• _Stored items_
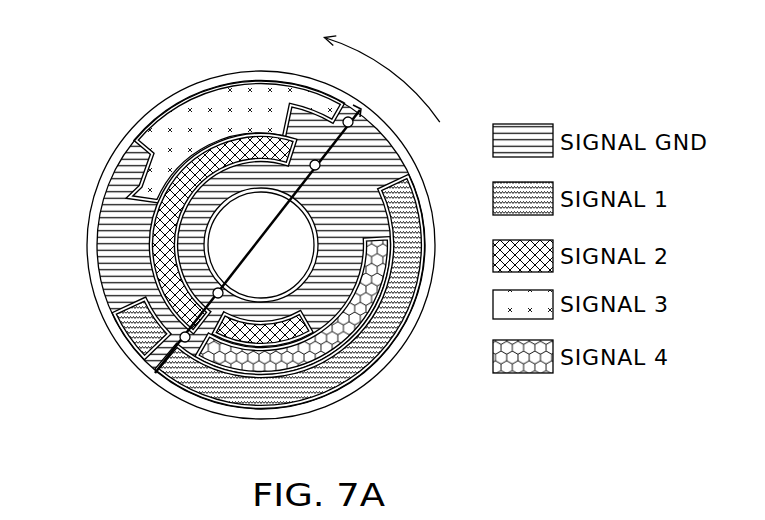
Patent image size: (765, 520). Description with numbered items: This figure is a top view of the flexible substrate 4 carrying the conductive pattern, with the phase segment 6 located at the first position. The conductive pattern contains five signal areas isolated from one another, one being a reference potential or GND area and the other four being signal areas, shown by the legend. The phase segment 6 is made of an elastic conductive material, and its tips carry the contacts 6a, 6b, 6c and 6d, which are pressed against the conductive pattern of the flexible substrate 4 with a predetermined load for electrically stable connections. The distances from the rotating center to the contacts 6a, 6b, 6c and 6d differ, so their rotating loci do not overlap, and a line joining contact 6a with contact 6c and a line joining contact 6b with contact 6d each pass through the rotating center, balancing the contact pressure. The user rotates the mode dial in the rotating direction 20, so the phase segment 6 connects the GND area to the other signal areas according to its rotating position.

The flexible substrate 4 is at (485, 44).
The phase segment 6 is at (268, 228).
The contact 6a is at (351, 130).
The contact 6b is at (183, 336).
The contact 6c is at (320, 170).
The contact 6d is at (214, 290).
The rotating direction 20 is at (390, 68).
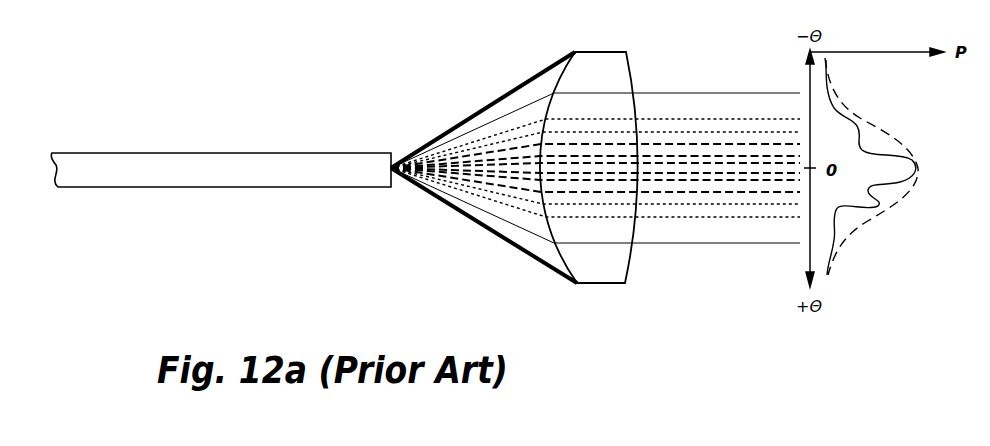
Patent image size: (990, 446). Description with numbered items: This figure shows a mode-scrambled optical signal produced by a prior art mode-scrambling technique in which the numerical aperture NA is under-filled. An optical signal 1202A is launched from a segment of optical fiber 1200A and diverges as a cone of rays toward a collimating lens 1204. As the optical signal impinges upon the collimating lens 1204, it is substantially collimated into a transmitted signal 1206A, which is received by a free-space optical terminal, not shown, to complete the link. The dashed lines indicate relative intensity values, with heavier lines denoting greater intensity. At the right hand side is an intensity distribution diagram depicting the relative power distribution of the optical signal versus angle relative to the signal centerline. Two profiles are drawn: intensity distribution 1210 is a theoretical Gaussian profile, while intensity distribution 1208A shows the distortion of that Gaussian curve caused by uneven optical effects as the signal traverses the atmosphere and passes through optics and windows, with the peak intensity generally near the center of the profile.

The optical fiber 1200A is at (210, 178).
The optical signal 1202A is at (449, 182).
The collimating lens 1204 is at (598, 277).
The transmitted signal 1206A is at (657, 205).
The intensity distribution 1208A is at (860, 212).
The intensity distribution 1210 is at (906, 135).
The numerical aperture NA is at (475, 168).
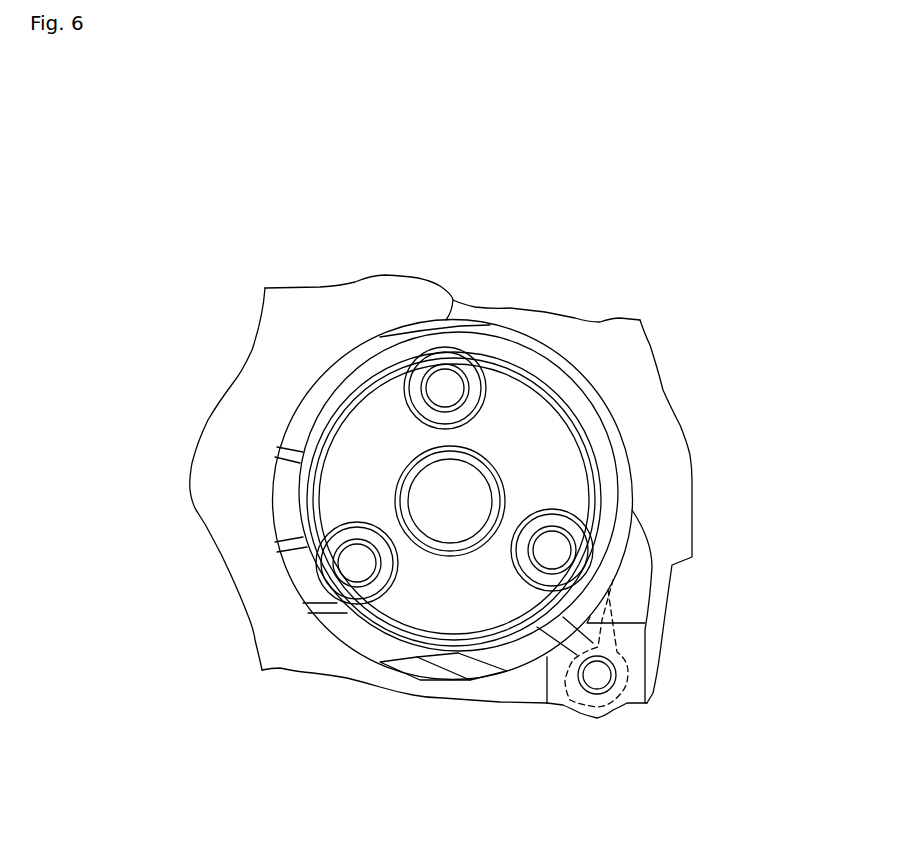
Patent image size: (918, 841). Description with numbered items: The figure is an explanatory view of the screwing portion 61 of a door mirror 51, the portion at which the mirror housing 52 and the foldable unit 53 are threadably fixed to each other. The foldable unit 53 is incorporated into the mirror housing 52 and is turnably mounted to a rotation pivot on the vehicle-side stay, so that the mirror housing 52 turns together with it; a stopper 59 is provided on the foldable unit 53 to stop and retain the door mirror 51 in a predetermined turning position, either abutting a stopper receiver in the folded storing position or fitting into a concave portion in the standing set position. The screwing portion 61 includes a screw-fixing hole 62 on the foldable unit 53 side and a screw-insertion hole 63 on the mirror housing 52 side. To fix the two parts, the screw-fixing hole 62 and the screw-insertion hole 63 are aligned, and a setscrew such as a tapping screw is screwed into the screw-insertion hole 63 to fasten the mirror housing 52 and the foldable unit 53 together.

The door mirror 51 is at (228, 350).
The mirror housing 52 is at (663, 392).
The foldable unit 53 is at (437, 333).
The stopper 59 is at (283, 517).
The screwing portion 61 is at (633, 683).
The screw-fixing hole 62 is at (600, 682).
The screw-insertion hole 63 is at (577, 685).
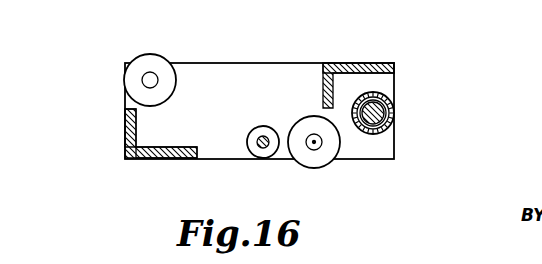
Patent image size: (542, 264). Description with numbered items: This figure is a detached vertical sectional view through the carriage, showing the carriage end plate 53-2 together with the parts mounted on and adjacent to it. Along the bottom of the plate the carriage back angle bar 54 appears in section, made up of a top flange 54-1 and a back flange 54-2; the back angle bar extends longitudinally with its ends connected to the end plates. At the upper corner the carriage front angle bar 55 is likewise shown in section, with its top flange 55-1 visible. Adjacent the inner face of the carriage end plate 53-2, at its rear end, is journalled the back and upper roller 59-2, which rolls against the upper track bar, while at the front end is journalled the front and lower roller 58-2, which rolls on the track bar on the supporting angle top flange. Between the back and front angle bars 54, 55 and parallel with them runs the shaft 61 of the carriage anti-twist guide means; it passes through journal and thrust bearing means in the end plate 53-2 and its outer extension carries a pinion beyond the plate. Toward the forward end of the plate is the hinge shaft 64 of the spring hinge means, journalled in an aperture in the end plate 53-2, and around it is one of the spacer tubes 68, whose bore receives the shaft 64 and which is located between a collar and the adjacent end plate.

The carriage end plate 53-2 is at (220, 74).
The carriage back angle bar 54 is at (130, 144).
The top flange 54-1 is at (162, 150).
The back flange 54-2 is at (130, 111).
The carriage front angle bar 55 is at (365, 63).
The top flange 55-1 is at (392, 74).
The back and upper roller 59-2 is at (150, 62).
The shaft 61 is at (262, 152).
The front and lower roller 58-2 is at (322, 152).
The hinge shaft 64 is at (386, 111).
The spacer tube 68 is at (389, 126).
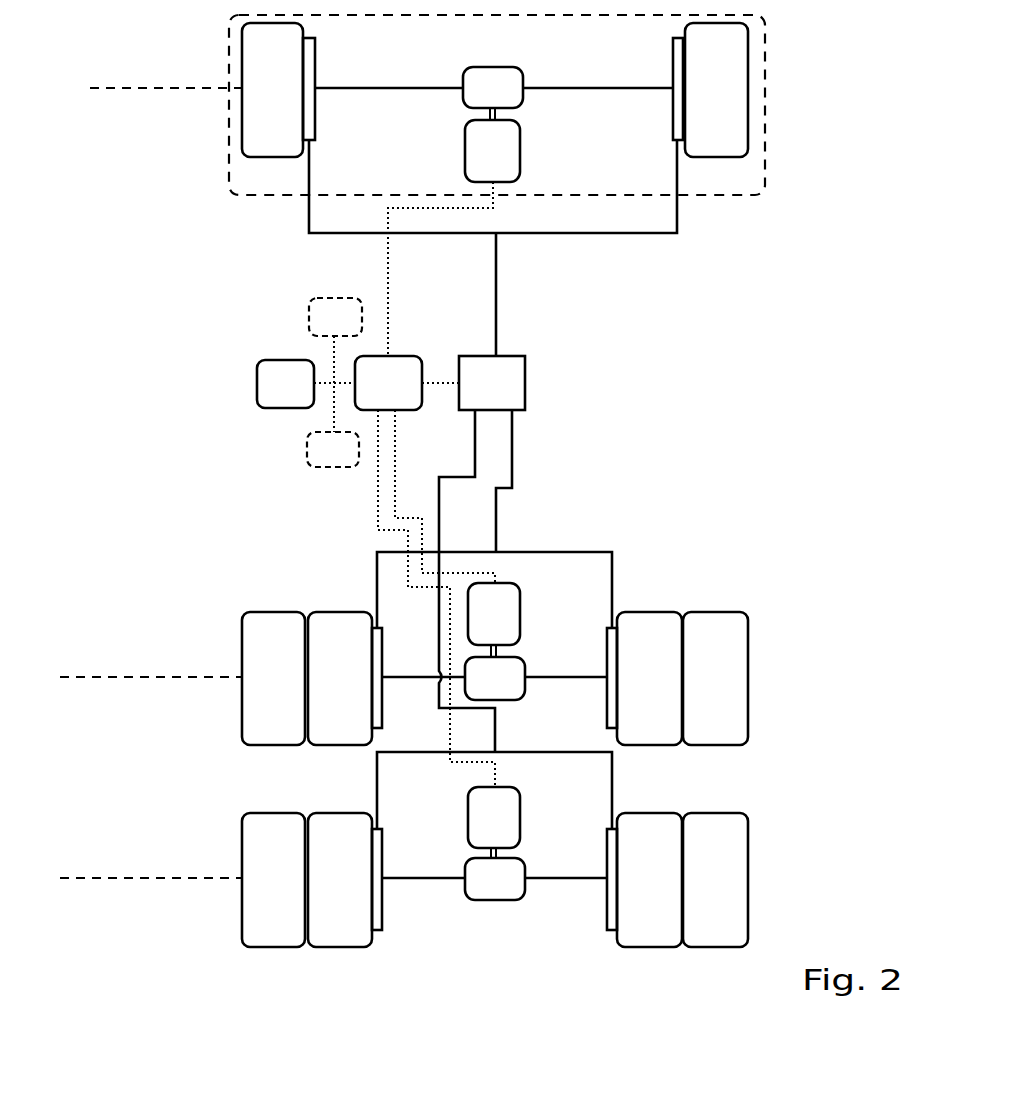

• _Task to complete_
Reproduce every item above word for word, leaving out the pictures.

• _Task result_
Patent image size: (765, 520). Description with numbered items: This figure is a top view of the flexible substrate 4 carrying the conductive pattern, with the phase segment 6 located at the first position. The conductive pattern contains five signal areas isolated from one another, one being a reference potential or GND area and the other four being signal areas, shown by the legend. The phase segment 6 is made of an elastic conductive material, and its tips carry the contacts 6a, 6b, 6c and 6d, which are pressed against the conductive pattern of the flexible substrate 4 with a predetermined load for electrically stable connections. The distances from the rotating center to the contacts 6a, 6b, 6c and 6d differ, so their rotating loci do not overlap, and a line joining contact 6a with contact 6c and a line joining contact 6b with contact 6d each pass through the rotating center, balancing the contact pressure. The user rotates the mode dial in the rotating direction 20, so the phase segment 6 connects the GND area to the other signal areas according to its rotating position.

The flexible substrate 4 is at (485, 44).
The phase segment 6 is at (268, 228).
The contact 6a is at (351, 130).
The contact 6b is at (183, 336).
The contact 6c is at (320, 170).
The contact 6d is at (214, 290).
The rotating direction 20 is at (390, 68).
Patent image size: (990, 446). Description with numbered items: This figure shows a mode-scrambled optical signal produced by a prior art mode-scrambling technique in which the numerical aperture NA is under-filled. An optical signal 1202A is launched from a segment of optical fiber 1200A and diverges as a cone of rays toward a collimating lens 1204. As the optical signal impinges upon the collimating lens 1204, it is substantially collimated into a transmitted signal 1206A, which is received by a free-space optical terminal, not shown, to complete the link. The dashed lines indicate relative intensity values, with heavier lines denoting greater intensity. At the right hand side is an intensity distribution diagram depicting the relative power distribution of the optical signal versus angle relative to the signal centerline. Two profiles are drawn: intensity distribution 1210 is a theoretical Gaussian profile, while intensity distribution 1208A shows the distortion of that Gaussian curve caused by uneven optical effects as the signal traverses the atmosphere and passes through optics and windows, with the peak intensity generally near the center of the profile.

The optical fiber 1200A is at (210, 178).
The optical signal 1202A is at (449, 182).
The collimating lens 1204 is at (598, 277).
The transmitted signal 1206A is at (657, 205).
The intensity distribution 1208A is at (860, 212).
The intensity distribution 1210 is at (906, 135).
The numerical aperture NA is at (475, 168).
Patent image size: (918, 841). Description with numbered items: The figure is an explanatory view of the screwing portion 61 of a door mirror 51, the portion at which the mirror housing 52 and the foldable unit 53 are threadably fixed to each other. The foldable unit 53 is incorporated into the mirror housing 52 and is turnably mounted to a rotation pivot on the vehicle-side stay, so that the mirror housing 52 turns together with it; a stopper 59 is provided on the foldable unit 53 to stop and retain the door mirror 51 in a predetermined turning position, either abutting a stopper receiver in the folded storing position or fitting into a concave portion in the standing set position. The screwing portion 61 includes a screw-fixing hole 62 on the foldable unit 53 side and a screw-insertion hole 63 on the mirror housing 52 side. To fix the two parts, the screw-fixing hole 62 and the screw-insertion hole 63 are aligned, and a setscrew such as a tapping screw is screwed into the screw-insertion hole 63 to fasten the mirror housing 52 and the foldable unit 53 together.

The door mirror 51 is at (228, 350).
The mirror housing 52 is at (663, 392).
The foldable unit 53 is at (437, 333).
The stopper 59 is at (283, 517).
The screwing portion 61 is at (633, 683).
The screw-fixing hole 62 is at (600, 682).
The screw-insertion hole 63 is at (577, 685).
Patent image size: (542, 264). Description with numbered items: This figure is a detached vertical sectional view through the carriage, showing the carriage end plate 53-2 together with the parts mounted on and adjacent to it. Along the bottom of the plate the carriage back angle bar 54 appears in section, made up of a top flange 54-1 and a back flange 54-2; the back angle bar extends longitudinally with its ends connected to the end plates. At the upper corner the carriage front angle bar 55 is likewise shown in section, with its top flange 55-1 visible. Adjacent the inner face of the carriage end plate 53-2, at its rear end, is journalled the back and upper roller 59-2, which rolls against the upper track bar, while at the front end is journalled the front and lower roller 58-2, which rolls on the track bar on the supporting angle top flange. Between the back and front angle bars 54, 55 and parallel with them runs the shaft 61 of the carriage anti-twist guide means; it passes through journal and thrust bearing means in the end plate 53-2 and its outer extension carries a pinion beyond the plate. Toward the forward end of the plate is the hinge shaft 64 of the spring hinge means, journalled in an aperture in the end plate 53-2, and around it is one of the spacer tubes 68, whose bore receives the shaft 64 and which is located between a collar and the adjacent end plate.

The carriage end plate 53-2 is at (220, 74).
The carriage back angle bar 54 is at (130, 144).
The top flange 54-1 is at (162, 150).
The back flange 54-2 is at (130, 111).
The carriage front angle bar 55 is at (365, 63).
The top flange 55-1 is at (392, 74).
The back and upper roller 59-2 is at (150, 62).
The shaft 61 is at (262, 152).
The front and lower roller 58-2 is at (322, 152).
The hinge shaft 64 is at (386, 111).
The spacer tube 68 is at (389, 126).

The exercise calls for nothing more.